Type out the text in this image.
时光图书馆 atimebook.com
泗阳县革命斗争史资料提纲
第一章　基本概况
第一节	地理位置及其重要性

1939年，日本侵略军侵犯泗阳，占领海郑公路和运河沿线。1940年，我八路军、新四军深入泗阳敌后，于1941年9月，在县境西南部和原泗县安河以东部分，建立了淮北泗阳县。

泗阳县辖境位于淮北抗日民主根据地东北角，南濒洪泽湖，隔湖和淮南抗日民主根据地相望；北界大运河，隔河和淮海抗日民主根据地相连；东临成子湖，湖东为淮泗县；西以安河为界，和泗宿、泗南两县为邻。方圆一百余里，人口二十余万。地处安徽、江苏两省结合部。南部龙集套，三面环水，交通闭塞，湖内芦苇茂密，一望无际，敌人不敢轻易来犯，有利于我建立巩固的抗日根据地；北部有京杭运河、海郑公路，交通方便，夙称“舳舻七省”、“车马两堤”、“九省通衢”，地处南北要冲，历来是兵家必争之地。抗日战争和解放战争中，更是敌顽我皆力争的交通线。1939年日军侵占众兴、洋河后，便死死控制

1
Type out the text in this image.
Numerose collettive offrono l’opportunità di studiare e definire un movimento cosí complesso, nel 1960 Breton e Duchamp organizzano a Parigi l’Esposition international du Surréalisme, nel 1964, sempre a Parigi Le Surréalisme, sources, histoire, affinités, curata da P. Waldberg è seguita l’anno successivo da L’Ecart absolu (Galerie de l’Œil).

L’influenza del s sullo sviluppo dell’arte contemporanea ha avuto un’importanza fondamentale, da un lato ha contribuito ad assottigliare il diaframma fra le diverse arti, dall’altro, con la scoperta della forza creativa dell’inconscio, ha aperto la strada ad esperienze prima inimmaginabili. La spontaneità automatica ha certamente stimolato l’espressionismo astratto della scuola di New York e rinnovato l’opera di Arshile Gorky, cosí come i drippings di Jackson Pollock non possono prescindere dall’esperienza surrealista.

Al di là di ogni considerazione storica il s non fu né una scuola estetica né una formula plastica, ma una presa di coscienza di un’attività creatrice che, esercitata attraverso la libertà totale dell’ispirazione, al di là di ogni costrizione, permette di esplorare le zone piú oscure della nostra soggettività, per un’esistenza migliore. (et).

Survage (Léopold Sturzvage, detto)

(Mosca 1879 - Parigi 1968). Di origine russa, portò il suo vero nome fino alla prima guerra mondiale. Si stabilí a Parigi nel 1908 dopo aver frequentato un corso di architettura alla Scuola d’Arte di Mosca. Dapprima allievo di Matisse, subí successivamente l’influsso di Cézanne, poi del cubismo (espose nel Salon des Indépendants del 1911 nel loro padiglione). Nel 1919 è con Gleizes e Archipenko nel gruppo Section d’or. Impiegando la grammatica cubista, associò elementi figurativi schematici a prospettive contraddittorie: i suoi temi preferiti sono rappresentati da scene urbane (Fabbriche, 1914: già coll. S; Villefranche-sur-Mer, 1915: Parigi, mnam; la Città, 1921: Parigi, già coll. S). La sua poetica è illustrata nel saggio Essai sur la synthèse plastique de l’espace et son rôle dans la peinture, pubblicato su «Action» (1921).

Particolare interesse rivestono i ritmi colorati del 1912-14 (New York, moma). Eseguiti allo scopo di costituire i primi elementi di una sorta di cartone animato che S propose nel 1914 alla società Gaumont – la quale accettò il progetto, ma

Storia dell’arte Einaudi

##########

→ **Exercise goal**:
Read through the lines above and collect those that contain the string "York".

→ **Result of this exercise**:
L’influenza del s sullo sviluppo dell’arte contemporanea ha avuto un’importanza fondamentale, da un lato ha contribuito ad assottigliare il diaframma fra le diverse arti, dall’altro, con la scoperta della forza creativa dell’inconscio, ha aperto la strada ad esperienze prima inimmaginabili. La spontaneità automatica ha certamente stimolato l’espressionismo astratto della scuola di New York e rinnovato l’opera di Arshile Gorky, cosí come i drippings di Jackson Pollock non possono prescindere dall’esperienza surrealista.
Particolare interesse rivestono i ritmi colorati del 1912-14 (New York, moma). Eseguiti allo scopo di costituire i primi elementi di una sorta di cartone animato che S propose nel 1914 alla società Gaumont – la quale accettò il progetto, ma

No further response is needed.